(Collected data entries)
....

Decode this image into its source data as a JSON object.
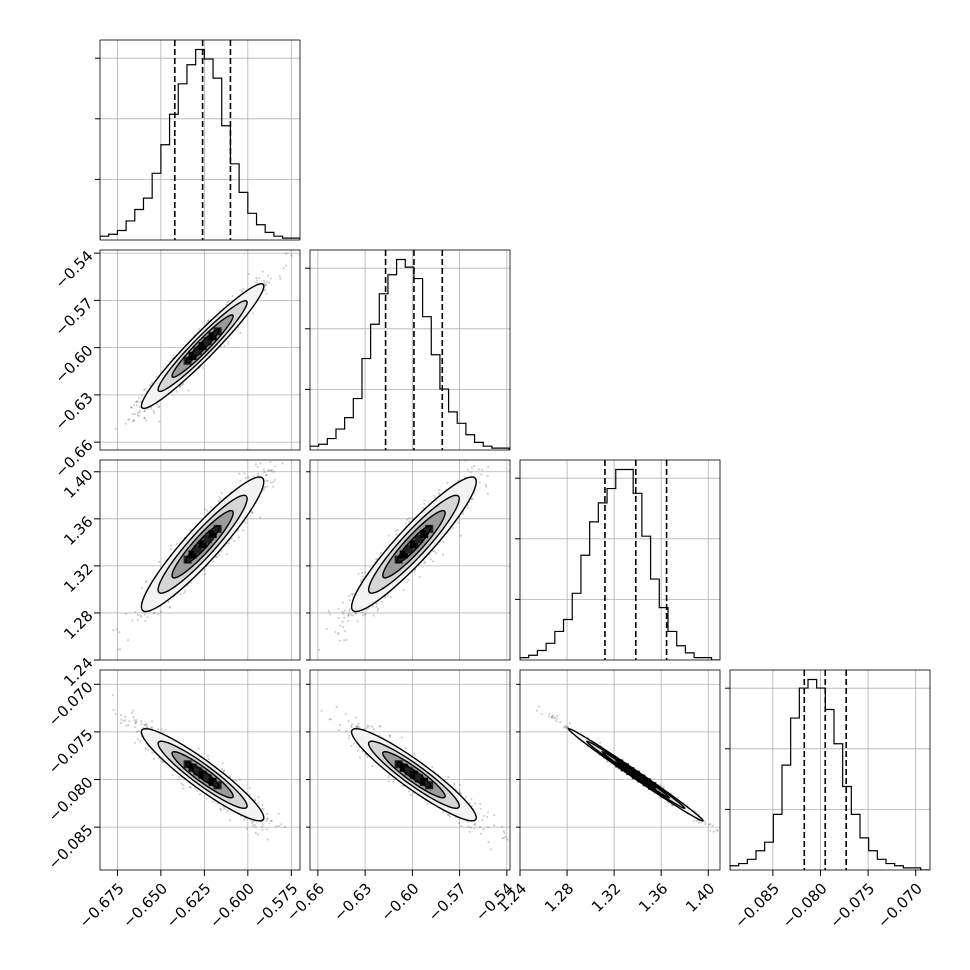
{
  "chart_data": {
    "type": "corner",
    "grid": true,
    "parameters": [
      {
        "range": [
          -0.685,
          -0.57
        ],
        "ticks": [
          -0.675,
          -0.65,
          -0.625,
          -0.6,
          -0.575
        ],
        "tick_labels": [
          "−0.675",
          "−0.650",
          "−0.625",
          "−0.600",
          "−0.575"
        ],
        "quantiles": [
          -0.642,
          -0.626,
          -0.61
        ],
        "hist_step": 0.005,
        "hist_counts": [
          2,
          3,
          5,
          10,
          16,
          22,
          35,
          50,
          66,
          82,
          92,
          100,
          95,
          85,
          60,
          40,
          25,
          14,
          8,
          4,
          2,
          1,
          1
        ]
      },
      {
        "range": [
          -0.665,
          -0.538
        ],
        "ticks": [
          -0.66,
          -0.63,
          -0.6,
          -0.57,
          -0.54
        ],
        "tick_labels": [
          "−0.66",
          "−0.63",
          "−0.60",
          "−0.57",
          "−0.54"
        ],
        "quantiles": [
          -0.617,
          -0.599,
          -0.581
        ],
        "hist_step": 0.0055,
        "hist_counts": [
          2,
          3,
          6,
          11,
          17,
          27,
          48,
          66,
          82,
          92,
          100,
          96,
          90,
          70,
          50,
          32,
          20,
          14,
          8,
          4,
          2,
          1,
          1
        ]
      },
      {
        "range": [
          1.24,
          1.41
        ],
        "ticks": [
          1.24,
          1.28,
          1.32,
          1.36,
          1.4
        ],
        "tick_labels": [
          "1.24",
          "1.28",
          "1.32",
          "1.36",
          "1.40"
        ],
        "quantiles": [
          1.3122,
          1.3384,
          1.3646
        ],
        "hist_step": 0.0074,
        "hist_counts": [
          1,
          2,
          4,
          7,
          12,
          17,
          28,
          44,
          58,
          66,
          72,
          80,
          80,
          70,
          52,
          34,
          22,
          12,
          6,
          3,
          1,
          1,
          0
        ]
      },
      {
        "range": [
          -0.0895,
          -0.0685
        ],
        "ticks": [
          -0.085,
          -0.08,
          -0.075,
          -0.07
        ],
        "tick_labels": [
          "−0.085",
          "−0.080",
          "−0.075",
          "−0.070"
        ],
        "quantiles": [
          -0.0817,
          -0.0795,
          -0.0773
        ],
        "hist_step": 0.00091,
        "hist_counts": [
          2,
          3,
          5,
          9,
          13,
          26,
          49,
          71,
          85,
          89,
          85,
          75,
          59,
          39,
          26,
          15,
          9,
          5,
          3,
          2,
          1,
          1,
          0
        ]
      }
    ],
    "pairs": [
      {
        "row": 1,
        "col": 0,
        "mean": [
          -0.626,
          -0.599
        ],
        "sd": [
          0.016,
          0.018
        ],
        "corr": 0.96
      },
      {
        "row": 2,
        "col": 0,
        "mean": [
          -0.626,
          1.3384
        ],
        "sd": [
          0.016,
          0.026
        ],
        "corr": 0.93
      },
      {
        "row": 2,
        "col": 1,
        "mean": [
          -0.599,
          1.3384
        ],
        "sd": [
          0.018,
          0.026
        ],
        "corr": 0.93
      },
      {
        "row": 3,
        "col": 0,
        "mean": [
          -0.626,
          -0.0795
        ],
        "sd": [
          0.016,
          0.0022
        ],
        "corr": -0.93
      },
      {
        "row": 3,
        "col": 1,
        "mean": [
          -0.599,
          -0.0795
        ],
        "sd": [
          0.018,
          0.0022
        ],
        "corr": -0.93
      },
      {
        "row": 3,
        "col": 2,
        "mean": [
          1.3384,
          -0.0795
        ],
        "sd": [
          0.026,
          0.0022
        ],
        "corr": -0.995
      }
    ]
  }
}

....

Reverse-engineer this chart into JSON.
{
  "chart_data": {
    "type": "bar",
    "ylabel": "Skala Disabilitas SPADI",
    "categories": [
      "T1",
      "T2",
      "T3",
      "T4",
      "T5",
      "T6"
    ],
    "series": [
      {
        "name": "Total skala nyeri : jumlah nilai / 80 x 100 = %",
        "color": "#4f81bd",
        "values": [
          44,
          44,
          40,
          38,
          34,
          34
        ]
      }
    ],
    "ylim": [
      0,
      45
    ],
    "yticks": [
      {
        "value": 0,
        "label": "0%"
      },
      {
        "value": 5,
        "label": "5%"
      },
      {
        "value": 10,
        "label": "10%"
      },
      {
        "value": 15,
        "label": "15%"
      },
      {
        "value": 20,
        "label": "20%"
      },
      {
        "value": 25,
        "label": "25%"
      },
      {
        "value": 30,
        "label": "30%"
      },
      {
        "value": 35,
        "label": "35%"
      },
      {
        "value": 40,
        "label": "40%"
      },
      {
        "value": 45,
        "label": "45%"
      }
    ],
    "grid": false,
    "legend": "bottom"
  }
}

....

(Goal) Using the listing above, pull out all lines that hold the word "JSON".

(Correct output)
Decode this image into its source data as a JSON object.
Reverse-engineer this chart into JSON.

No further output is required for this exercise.